• **Task prompt**
Repeat the records word for word, excluding any picture.

• **Material provided**
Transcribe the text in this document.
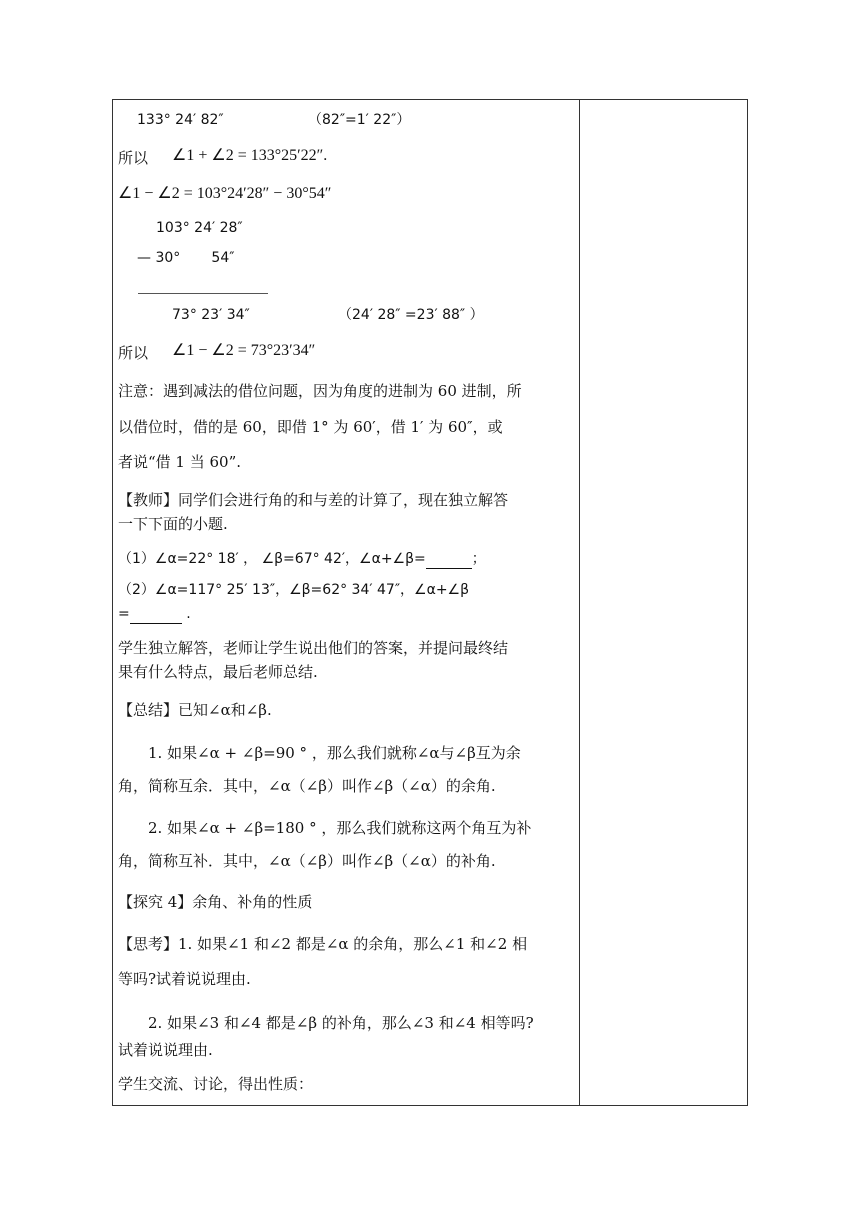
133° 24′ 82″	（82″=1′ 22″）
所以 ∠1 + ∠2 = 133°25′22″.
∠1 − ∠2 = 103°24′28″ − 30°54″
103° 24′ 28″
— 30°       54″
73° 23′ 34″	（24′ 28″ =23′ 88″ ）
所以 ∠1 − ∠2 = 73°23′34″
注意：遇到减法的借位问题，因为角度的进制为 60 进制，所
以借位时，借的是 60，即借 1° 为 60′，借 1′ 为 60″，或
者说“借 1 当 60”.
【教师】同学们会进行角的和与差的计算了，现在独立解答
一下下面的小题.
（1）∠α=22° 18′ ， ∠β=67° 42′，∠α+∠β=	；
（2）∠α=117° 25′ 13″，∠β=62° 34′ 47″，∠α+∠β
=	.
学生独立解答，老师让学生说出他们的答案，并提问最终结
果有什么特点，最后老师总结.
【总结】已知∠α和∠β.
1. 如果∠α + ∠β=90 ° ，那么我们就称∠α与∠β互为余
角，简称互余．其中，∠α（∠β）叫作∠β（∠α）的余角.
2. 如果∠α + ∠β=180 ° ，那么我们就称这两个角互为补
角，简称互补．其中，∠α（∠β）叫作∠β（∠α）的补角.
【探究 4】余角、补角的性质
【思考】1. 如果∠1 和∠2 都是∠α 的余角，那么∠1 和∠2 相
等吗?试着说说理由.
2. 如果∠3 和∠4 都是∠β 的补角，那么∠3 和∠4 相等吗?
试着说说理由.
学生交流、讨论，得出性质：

• **Exercise solution**
Transcribe the text in this document.
133° 24′ 82″	（82″=1′ 22″）
所以 ∠1 + ∠2 = 133°25′22″.
∠1 − ∠2 = 103°24′28″ − 30°54″
103° 24′ 28″
— 30°       54″
73° 23′ 34″	（24′ 28″ =23′ 88″ ）
所以 ∠1 − ∠2 = 73°23′34″
注意：遇到减法的借位问题，因为角度的进制为 60 进制，所
以借位时，借的是 60，即借 1° 为 60′，借 1′ 为 60″，或
者说“借 1 当 60”.
【教师】同学们会进行角的和与差的计算了，现在独立解答
一下下面的小题.
（1）∠α=22° 18′ ， ∠β=67° 42′，∠α+∠β=	；
（2）∠α=117° 25′ 13″，∠β=62° 34′ 47″，∠α+∠β
=	.
学生独立解答，老师让学生说出他们的答案，并提问最终结
果有什么特点，最后老师总结.
【总结】已知∠α和∠β.
1. 如果∠α + ∠β=90 ° ，那么我们就称∠α与∠β互为余
角，简称互余．其中，∠α（∠β）叫作∠β（∠α）的余角.
2. 如果∠α + ∠β=180 ° ，那么我们就称这两个角互为补
角，简称互补．其中，∠α（∠β）叫作∠β（∠α）的补角.
【探究 4】余角、补角的性质
【思考】1. 如果∠1 和∠2 都是∠α 的余角，那么∠1 和∠2 相
等吗?试着说说理由.
2. 如果∠3 和∠4 都是∠β 的补角，那么∠3 和∠4 相等吗?
试着说说理由.
学生交流、讨论，得出性质：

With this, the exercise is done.